### Task objective
Go through the material line by line. Say how many lines contain the word "caption", and give nothing more.

### Entries shown
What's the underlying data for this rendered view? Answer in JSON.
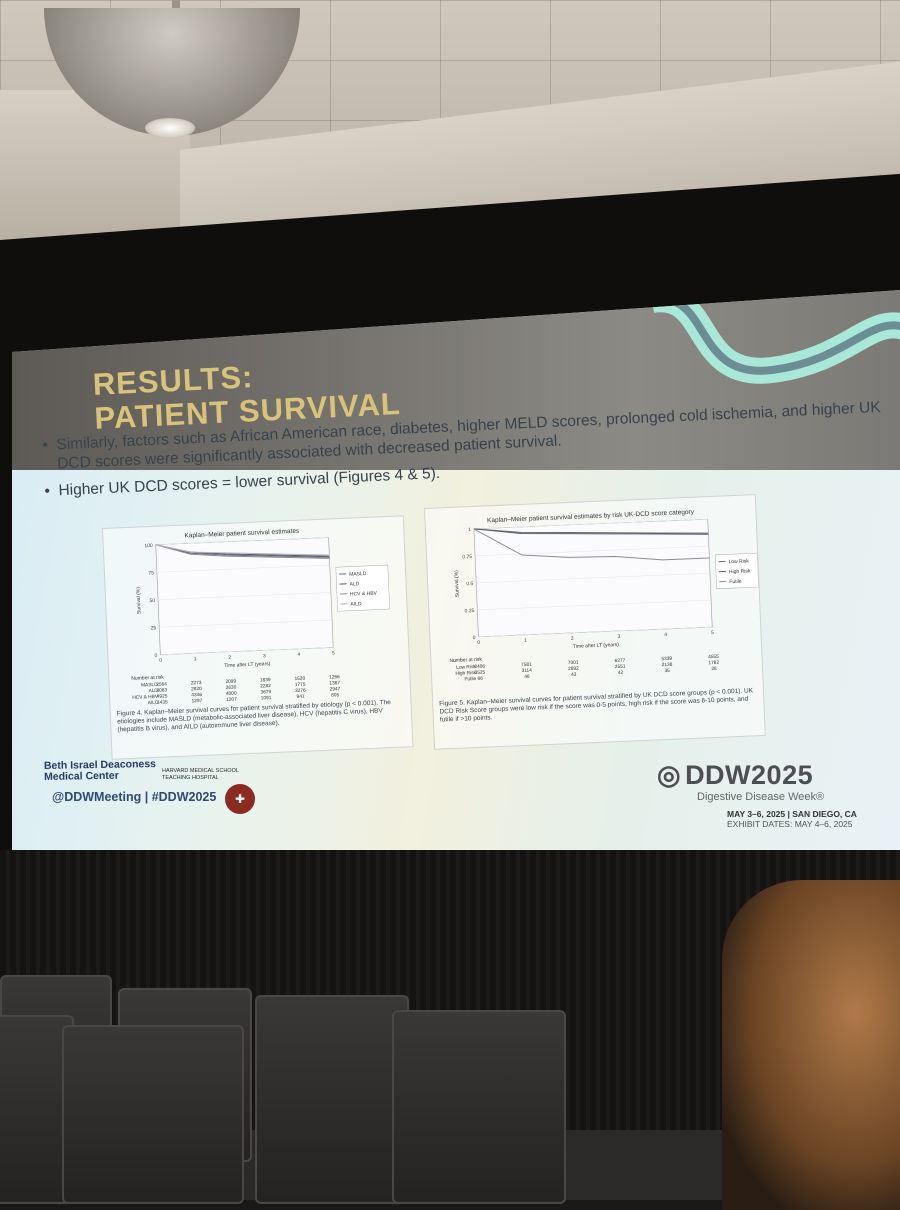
{
  "slide": {
    "title_line1": "RESULTS:",
    "title_line2": "PATIENT SURVIVAL",
    "bullet1": "Similarly, factors such as African American race, diabetes, higher MELD scores, prolonged cold ischemia, and higher UK DCD scores were significantly associated with decreased patient survival.",
    "bullet2": "Higher UK DCD scores = lower survival (Figures 4 & 5).",
    "handle": "@DDWMeeting | #DDW2025",
    "bid_line1": "Beth Israel Deaconess",
    "bid_line2": "Medical Center",
    "hms_line1": "HARVARD MEDICAL SCHOOL",
    "hms_line2": "TEACHING HOSPITAL",
    "ddw_logo": "DDW2025",
    "ddw_sub": "Digestive Disease Week®",
    "ddw_dates": "MAY 3–6, 2025 | SAN DIEGO, CA",
    "ddw_exhibit": "EXHIBIT DATES: MAY 4–6, 2025"
  },
  "chart_data": [
    {
      "type": "line",
      "title": "Kaplan–Meier patient survival estimates",
      "xlabel": "Time after LT (years)",
      "ylabel": "Survival (%)",
      "x": [
        0,
        1,
        2,
        3,
        4,
        5
      ],
      "xlim": [
        0,
        5
      ],
      "ylim": [
        0,
        100
      ],
      "yticks": [
        0,
        25,
        50,
        75,
        100
      ],
      "legend": "right",
      "series": [
        {
          "name": "MASLD",
          "values": [
            100,
            91,
            88,
            86,
            84,
            82
          ]
        },
        {
          "name": "ALD",
          "values": [
            100,
            92,
            89,
            87,
            85,
            83
          ]
        },
        {
          "name": "HCV & HBV",
          "values": [
            100,
            90,
            87,
            85,
            83,
            81
          ]
        },
        {
          "name": "AILD",
          "values": [
            100,
            92,
            90,
            88,
            86,
            84
          ]
        }
      ],
      "risk_label": "Number at risk",
      "risk_table": [
        {
          "group": "MASLD",
          "values": [
            "2564",
            "2273",
            "2099",
            "1839",
            "1520",
            "1266"
          ]
        },
        {
          "group": "ALD",
          "values": [
            "3083",
            "2820",
            "2630",
            "2282",
            "1775",
            "1387"
          ]
        },
        {
          "group": "HCV & HBV",
          "values": [
            "4925",
            "4346",
            "4000",
            "3679",
            "3276",
            "2947"
          ]
        },
        {
          "group": "AILD",
          "values": [
            "1435",
            "1297",
            "1207",
            "1091",
            "941",
            "805"
          ]
        }
      ],
      "caption": "Figure 4. Kaplan–Meier survival curves for patient survival stratified by etiology (p < 0.001). The etiologies include MASLD (metabolic-associated liver disease), HCV (hepatitis C virus), HBV (hepatitis B virus), and AILD (autoimmune liver disease)."
    },
    {
      "type": "line",
      "title": "Kaplan–Meier patient survival estimates by risk UK-DCD score category",
      "xlabel": "Time after LT (years)",
      "ylabel": "Survival (%)",
      "x": [
        0,
        1,
        2,
        3,
        4,
        5
      ],
      "xlim": [
        0,
        5
      ],
      "ylim": [
        0,
        1
      ],
      "yticks": [
        0,
        0.25,
        0.5,
        0.75,
        1
      ],
      "legend": "right",
      "series": [
        {
          "name": "Low Risk",
          "values": [
            1.0,
            0.95,
            0.93,
            0.91,
            0.89,
            0.87
          ]
        },
        {
          "name": "High Risk",
          "values": [
            1.0,
            0.94,
            0.92,
            0.9,
            0.88,
            0.86
          ]
        },
        {
          "name": "Futile",
          "values": [
            1.0,
            0.74,
            0.7,
            0.69,
            0.64,
            0.64
          ]
        }
      ],
      "risk_label": "Number at risk",
      "risk_table": [
        {
          "group": "Low Risk",
          "values": [
            "8406",
            "7581",
            "7001",
            "6277",
            "5339",
            "4555"
          ]
        },
        {
          "group": "High Risk",
          "values": [
            "3525",
            "3114",
            "2892",
            "2551",
            "2138",
            "1782"
          ]
        },
        {
          "group": "Futile",
          "values": [
            "66",
            "46",
            "43",
            "42",
            "35",
            "28"
          ]
        }
      ],
      "caption": "Figure 5. Kaplan–Meier survival curves for patient survival stratified by UK DCD score groups (p < 0.001). UK DCD Risk Score groups were low risk if the score was 0-5 points, high risk if the score was 6-10 points, and futile if >10 points."
    }
  ],
  "colors": {
    "title_gold": "#d9c27a",
    "line_gray": "#6b6b78",
    "seal_red": "#8c2b21"
  }
}
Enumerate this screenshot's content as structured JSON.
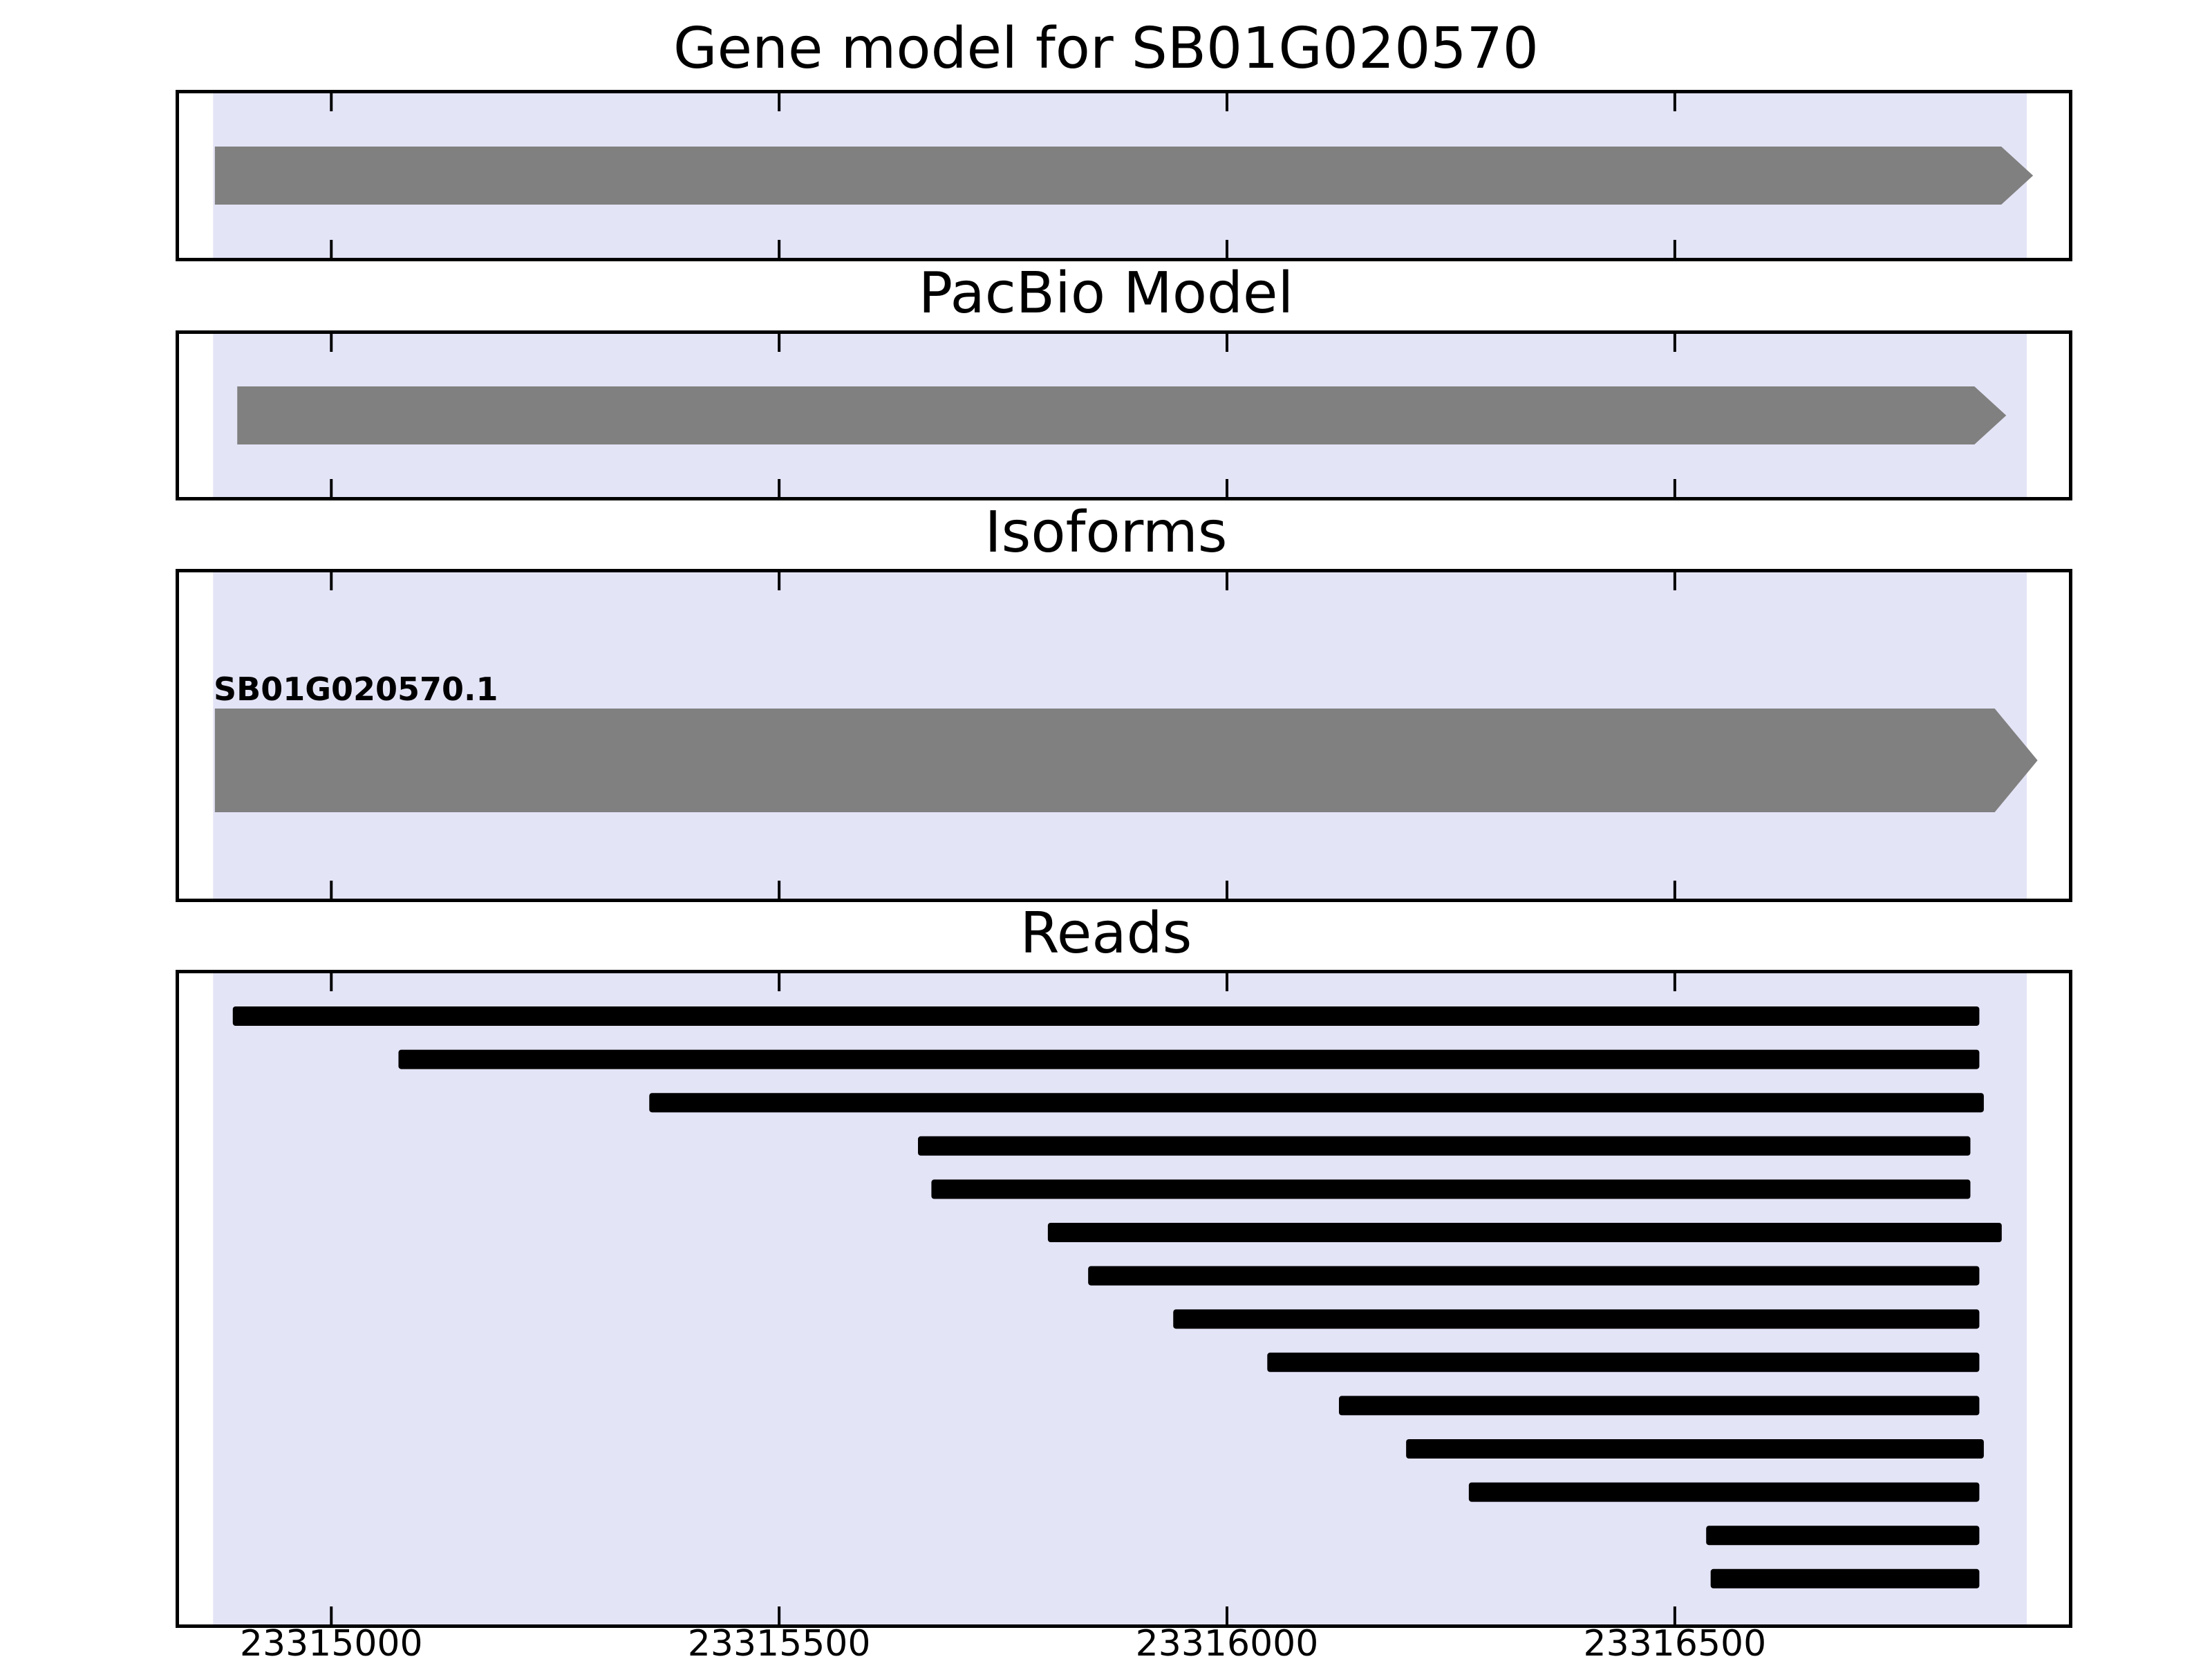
{
  "colors": {
    "highlight": "#E4E4F7",
    "feature": "#808080",
    "read": "#000000",
    "border": "#000000",
    "background": "#FFFFFF",
    "text": "#000000"
  },
  "chart_data": {
    "type": "genome-browser",
    "title": "Gene model for SB01G020570",
    "xlim": [
      23314830,
      23316940
    ],
    "x_ticks": [
      23315000,
      23315500,
      23316000,
      23316500
    ],
    "grid": false,
    "highlight_region": {
      "start": 23314868,
      "end": 23316893
    },
    "panels": [
      {
        "id": "gene_model",
        "title": "Gene model for SB01G020570",
        "type": "arrow",
        "features": [
          {
            "start": 23314870,
            "end": 23316900,
            "direction": "right"
          }
        ]
      },
      {
        "id": "pacbio_model",
        "title": "PacBio Model",
        "type": "arrow",
        "features": [
          {
            "start": 23314895,
            "end": 23316870,
            "direction": "right"
          }
        ]
      },
      {
        "id": "isoforms",
        "title": "Isoforms",
        "type": "arrow",
        "features": [
          {
            "label": "SB01G020570.1",
            "start": 23314870,
            "end": 23316905,
            "direction": "right"
          }
        ]
      },
      {
        "id": "reads",
        "title": "Reads",
        "type": "reads",
        "features": [
          {
            "start": 23314890,
            "end": 23316840
          },
          {
            "start": 23315075,
            "end": 23316840
          },
          {
            "start": 23315355,
            "end": 23316845
          },
          {
            "start": 23315655,
            "end": 23316830
          },
          {
            "start": 23315670,
            "end": 23316830
          },
          {
            "start": 23315800,
            "end": 23316865
          },
          {
            "start": 23315845,
            "end": 23316840
          },
          {
            "start": 23315940,
            "end": 23316840
          },
          {
            "start": 23316045,
            "end": 23316840
          },
          {
            "start": 23316125,
            "end": 23316840
          },
          {
            "start": 23316200,
            "end": 23316845
          },
          {
            "start": 23316270,
            "end": 23316840
          },
          {
            "start": 23316535,
            "end": 23316840
          },
          {
            "start": 23316540,
            "end": 23316840
          }
        ]
      }
    ]
  }
}
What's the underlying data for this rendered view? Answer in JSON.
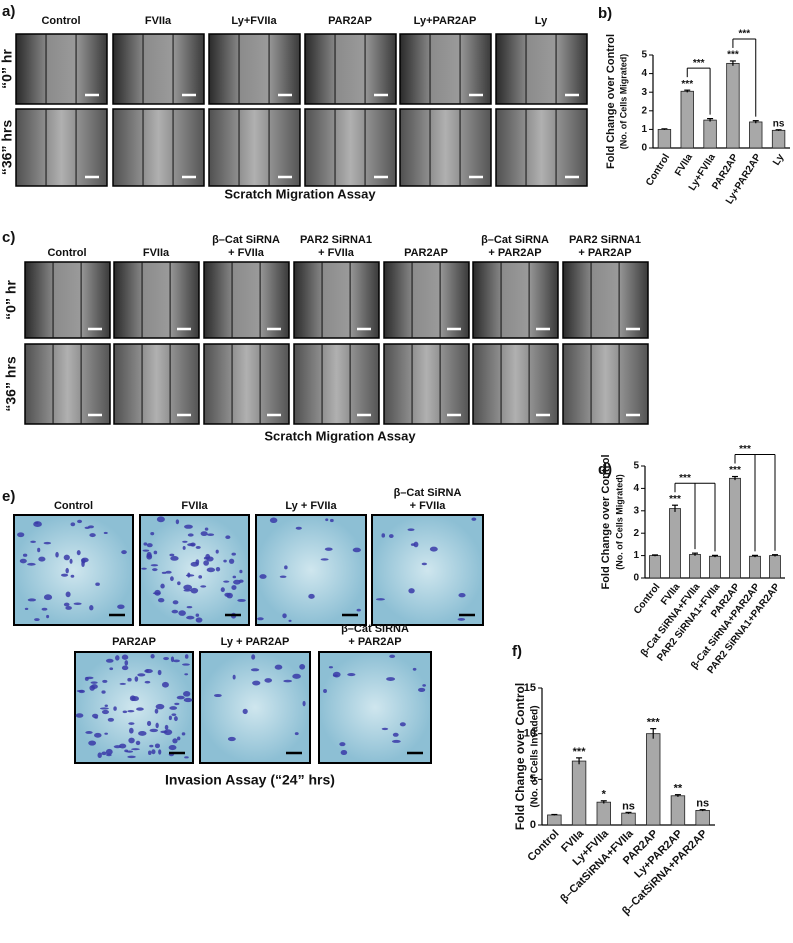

### Reply
2